→ **Problem to work on**
Render the rows as a numbered list, starting at the line containing "Identify all the" and continuing up to and including the line containing "legend-label-line2: cambio de". Omit any blank lines.

Stored data entries
---

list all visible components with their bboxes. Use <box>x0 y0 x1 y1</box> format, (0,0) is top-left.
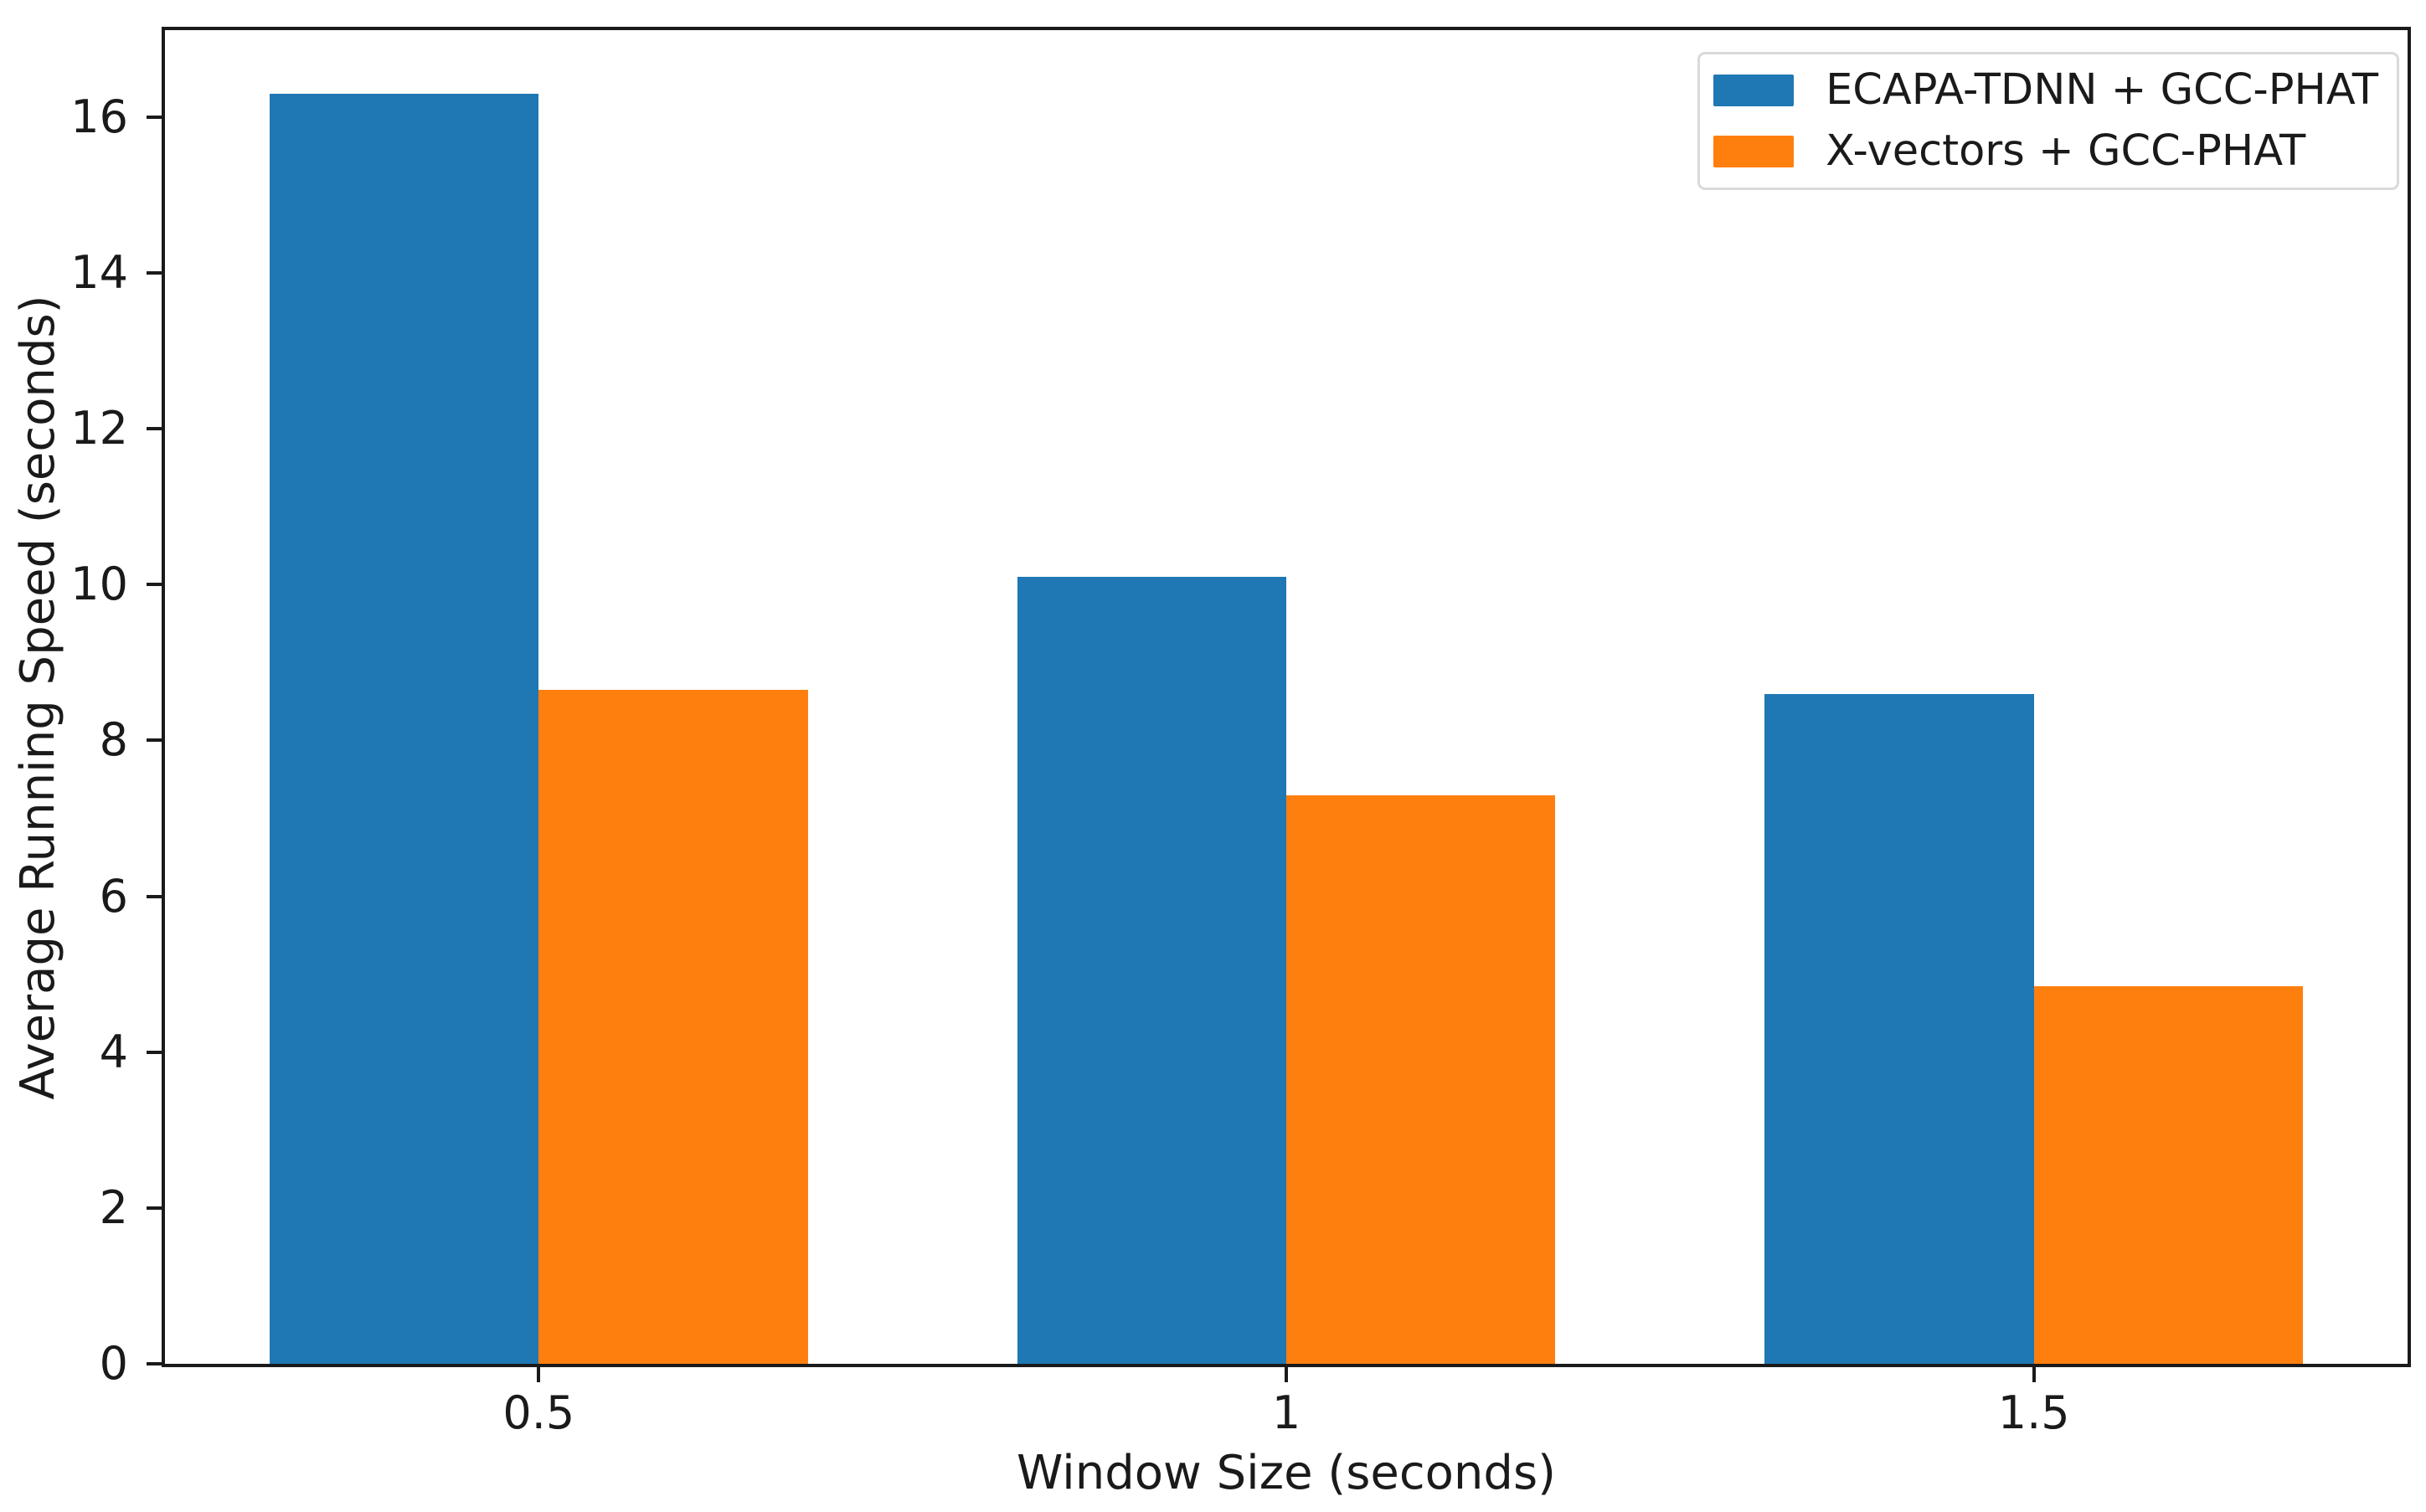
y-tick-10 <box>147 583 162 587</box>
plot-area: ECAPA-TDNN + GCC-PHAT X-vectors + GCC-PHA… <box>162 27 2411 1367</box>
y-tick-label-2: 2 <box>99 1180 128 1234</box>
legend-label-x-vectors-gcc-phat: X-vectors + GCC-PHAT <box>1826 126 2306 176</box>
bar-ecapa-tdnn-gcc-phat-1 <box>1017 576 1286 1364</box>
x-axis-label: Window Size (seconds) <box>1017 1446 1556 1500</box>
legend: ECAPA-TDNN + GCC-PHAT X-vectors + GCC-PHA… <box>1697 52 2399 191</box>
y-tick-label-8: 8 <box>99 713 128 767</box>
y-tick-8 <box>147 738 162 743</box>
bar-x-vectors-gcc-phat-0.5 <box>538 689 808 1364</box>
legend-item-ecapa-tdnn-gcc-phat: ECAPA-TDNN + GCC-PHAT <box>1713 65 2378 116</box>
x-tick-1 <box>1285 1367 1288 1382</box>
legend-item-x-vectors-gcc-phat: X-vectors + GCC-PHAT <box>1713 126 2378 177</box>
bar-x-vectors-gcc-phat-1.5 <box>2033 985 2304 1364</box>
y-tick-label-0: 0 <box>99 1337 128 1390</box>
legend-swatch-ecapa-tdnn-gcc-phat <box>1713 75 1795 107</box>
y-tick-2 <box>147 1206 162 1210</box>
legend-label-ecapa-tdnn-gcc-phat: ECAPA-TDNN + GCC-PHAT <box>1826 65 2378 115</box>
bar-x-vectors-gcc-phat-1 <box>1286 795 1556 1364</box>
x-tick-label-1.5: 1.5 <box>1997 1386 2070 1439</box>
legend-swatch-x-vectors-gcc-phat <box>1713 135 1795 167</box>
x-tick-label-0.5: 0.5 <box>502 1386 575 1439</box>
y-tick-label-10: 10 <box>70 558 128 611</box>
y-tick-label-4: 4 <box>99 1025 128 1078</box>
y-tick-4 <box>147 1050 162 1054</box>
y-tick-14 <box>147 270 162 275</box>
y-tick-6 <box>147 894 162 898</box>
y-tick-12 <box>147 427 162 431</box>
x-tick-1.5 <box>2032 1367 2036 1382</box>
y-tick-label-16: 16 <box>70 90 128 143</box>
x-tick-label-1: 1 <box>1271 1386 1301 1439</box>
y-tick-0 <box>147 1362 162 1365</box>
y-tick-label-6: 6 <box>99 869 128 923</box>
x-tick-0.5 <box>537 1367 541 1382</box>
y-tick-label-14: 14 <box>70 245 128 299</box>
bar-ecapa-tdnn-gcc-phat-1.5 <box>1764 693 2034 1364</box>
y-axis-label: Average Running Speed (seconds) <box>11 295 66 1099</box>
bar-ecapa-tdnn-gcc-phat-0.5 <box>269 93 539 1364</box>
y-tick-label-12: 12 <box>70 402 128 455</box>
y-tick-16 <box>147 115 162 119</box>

---

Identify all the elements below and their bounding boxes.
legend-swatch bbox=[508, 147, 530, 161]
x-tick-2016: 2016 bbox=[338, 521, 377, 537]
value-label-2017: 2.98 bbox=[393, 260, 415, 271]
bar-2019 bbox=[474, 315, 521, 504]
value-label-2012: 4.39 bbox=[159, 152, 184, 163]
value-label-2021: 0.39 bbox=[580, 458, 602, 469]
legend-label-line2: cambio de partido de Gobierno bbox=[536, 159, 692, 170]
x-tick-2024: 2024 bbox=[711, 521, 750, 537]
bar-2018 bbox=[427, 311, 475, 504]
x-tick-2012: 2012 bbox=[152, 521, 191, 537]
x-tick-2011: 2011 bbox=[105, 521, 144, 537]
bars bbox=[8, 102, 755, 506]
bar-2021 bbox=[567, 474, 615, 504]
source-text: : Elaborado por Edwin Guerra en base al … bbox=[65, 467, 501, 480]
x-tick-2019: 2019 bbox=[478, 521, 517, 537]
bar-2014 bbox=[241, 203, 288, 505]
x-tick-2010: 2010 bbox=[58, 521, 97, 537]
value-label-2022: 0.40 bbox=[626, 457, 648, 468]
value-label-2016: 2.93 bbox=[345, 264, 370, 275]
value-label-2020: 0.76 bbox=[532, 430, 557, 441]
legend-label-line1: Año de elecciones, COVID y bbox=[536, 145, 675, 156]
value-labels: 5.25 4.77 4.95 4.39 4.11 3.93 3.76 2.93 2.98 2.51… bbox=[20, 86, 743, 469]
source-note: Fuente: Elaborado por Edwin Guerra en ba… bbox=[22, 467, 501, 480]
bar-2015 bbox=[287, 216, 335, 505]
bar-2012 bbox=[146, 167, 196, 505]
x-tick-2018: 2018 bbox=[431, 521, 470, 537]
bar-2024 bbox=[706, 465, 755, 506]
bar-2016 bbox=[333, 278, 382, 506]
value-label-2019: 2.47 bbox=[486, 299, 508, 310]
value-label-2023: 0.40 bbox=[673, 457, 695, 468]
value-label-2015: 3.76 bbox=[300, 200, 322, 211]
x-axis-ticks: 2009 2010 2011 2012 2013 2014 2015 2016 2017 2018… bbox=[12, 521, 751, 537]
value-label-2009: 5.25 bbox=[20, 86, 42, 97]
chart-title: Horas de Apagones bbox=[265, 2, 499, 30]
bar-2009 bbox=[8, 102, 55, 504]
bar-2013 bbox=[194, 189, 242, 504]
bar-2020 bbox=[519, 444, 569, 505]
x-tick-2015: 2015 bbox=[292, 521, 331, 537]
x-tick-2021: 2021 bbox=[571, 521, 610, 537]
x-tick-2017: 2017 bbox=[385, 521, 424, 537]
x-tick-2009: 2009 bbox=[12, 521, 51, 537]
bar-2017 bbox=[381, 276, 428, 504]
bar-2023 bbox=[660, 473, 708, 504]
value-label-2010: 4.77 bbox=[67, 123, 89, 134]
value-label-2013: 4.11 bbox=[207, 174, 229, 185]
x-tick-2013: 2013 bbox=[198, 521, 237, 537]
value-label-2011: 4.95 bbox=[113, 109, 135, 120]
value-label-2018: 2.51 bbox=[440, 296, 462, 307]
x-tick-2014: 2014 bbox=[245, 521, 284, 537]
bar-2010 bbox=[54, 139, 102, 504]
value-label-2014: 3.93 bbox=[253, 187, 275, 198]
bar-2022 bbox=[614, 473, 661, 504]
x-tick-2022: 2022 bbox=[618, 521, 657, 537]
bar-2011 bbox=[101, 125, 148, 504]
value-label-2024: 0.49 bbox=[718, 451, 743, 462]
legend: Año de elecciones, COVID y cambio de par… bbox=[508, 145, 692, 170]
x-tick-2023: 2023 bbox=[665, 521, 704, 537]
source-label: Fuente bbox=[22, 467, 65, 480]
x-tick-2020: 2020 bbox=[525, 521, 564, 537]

---

→ **Reply to the task**
1. Identify all the elements below and their bounding boxes.
2. legend-swatch bbox=[508, 147, 530, 161]
3. x-tick-2016: 2016 bbox=[338, 521, 377, 537]
4. value-label-2017: 2.98 bbox=[393, 260, 415, 271]
5. bar-2019 bbox=[474, 315, 521, 504]
6. value-label-2012: 4.39 bbox=[159, 152, 184, 163]
7. value-label-2021: 0.39 bbox=[580, 458, 602, 469]
8. legend-label-line2: cambio de partido de Gobierno bbox=[536, 159, 692, 170]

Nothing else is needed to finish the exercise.